TASK DATA
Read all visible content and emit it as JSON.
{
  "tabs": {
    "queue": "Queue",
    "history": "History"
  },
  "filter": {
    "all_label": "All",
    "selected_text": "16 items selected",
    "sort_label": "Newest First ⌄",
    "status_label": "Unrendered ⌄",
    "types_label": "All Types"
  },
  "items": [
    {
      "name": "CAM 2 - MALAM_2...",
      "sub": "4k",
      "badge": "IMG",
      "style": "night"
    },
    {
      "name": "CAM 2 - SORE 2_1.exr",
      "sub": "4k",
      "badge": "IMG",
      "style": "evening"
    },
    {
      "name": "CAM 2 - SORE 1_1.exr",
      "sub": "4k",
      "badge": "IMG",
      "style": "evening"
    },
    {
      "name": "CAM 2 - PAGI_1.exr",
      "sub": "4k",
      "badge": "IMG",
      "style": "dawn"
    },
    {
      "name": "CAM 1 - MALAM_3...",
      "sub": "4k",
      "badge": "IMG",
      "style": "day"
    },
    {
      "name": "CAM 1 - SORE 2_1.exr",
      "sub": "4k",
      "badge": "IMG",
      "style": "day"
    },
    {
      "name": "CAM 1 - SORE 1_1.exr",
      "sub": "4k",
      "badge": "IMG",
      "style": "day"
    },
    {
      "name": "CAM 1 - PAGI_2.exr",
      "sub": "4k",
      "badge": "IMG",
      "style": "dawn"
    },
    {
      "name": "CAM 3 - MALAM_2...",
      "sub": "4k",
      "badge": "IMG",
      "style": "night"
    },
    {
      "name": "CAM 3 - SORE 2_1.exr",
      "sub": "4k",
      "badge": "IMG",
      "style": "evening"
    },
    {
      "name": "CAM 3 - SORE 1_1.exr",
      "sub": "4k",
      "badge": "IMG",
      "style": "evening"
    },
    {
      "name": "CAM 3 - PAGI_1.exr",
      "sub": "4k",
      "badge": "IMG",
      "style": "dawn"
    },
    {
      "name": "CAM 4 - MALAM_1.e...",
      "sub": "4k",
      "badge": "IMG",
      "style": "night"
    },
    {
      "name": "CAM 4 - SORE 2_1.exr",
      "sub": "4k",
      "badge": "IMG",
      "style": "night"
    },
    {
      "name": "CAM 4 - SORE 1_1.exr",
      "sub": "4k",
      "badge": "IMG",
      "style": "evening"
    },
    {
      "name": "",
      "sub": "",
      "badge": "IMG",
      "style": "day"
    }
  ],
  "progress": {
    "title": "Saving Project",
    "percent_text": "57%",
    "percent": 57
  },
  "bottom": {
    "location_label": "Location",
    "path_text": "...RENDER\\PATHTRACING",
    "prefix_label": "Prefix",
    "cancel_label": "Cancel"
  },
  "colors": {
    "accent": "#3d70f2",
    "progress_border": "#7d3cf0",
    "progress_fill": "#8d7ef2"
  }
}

GIVEN TASK
Repeat every line of the material exactly as given.

TASK OUTPUT
Read all visible content and emit it as JSON.
{
  "tabs": {
    "queue": "Queue",
    "history": "History"
  },
  "filter": {
    "all_label": "All",
    "selected_text": "16 items selected",
    "sort_label": "Newest First ⌄",
    "status_label": "Unrendered ⌄",
    "types_label": "All Types"
  },
  "items": [
    {
      "name": "CAM 2 - MALAM_2...",
      "sub": "4k",
      "badge": "IMG",
      "style": "night"
    },
    {
      "name": "CAM 2 - SORE 2_1.exr",
      "sub": "4k",
      "badge": "IMG",
      "style": "evening"
    },
    {
      "name": "CAM 2 - SORE 1_1.exr",
      "sub": "4k",
      "badge": "IMG",
      "style": "evening"
    },
    {
      "name": "CAM 2 - PAGI_1.exr",
      "sub": "4k",
      "badge": "IMG",
      "style": "dawn"
    },
    {
      "name": "CAM 1 - MALAM_3...",
      "sub": "4k",
      "badge": "IMG",
      "style": "day"
    },
    {
      "name": "CAM 1 - SORE 2_1.exr",
      "sub": "4k",
      "badge": "IMG",
      "style": "day"
    },
    {
      "name": "CAM 1 - SORE 1_1.exr",
      "sub": "4k",
      "badge": "IMG",
      "style": "day"
    },
    {
      "name": "CAM 1 - PAGI_2.exr",
      "sub": "4k",
      "badge": "IMG",
      "style": "dawn"
    },
    {
      "name": "CAM 3 - MALAM_2...",
      "sub": "4k",
      "badge": "IMG",
      "style": "night"
    },
    {
      "name": "CAM 3 - SORE 2_1.exr",
      "sub": "4k",
      "badge": "IMG",
      "style": "evening"
    },
    {
      "name": "CAM 3 - SORE 1_1.exr",
      "sub": "4k",
      "badge": "IMG",
      "style": "evening"
    },
    {
      "name": "CAM 3 - PAGI_1.exr",
      "sub": "4k",
      "badge": "IMG",
      "style": "dawn"
    },
    {
      "name": "CAM 4 - MALAM_1.e...",
      "sub": "4k",
      "badge": "IMG",
      "style": "night"
    },
    {
      "name": "CAM 4 - SORE 2_1.exr",
      "sub": "4k",
      "badge": "IMG",
      "style": "night"
    },
    {
      "name": "CAM 4 - SORE 1_1.exr",
      "sub": "4k",
      "badge": "IMG",
      "style": "evening"
    },
    {
      "name": "",
      "sub": "",
      "badge": "IMG",
      "style": "day"
    }
  ],
  "progress": {
    "title": "Saving Project",
    "percent_text": "57%",
    "percent": 57
  },
  "bottom": {
    "location_label": "Location",
    "path_text": "...RENDER\\PATHTRACING",
    "prefix_label": "Prefix",
    "cancel_label": "Cancel"
  },
  "colors": {
    "accent": "#3d70f2",
    "progress_border": "#7d3cf0",
    "progress_fill": "#8d7ef2"
  }
}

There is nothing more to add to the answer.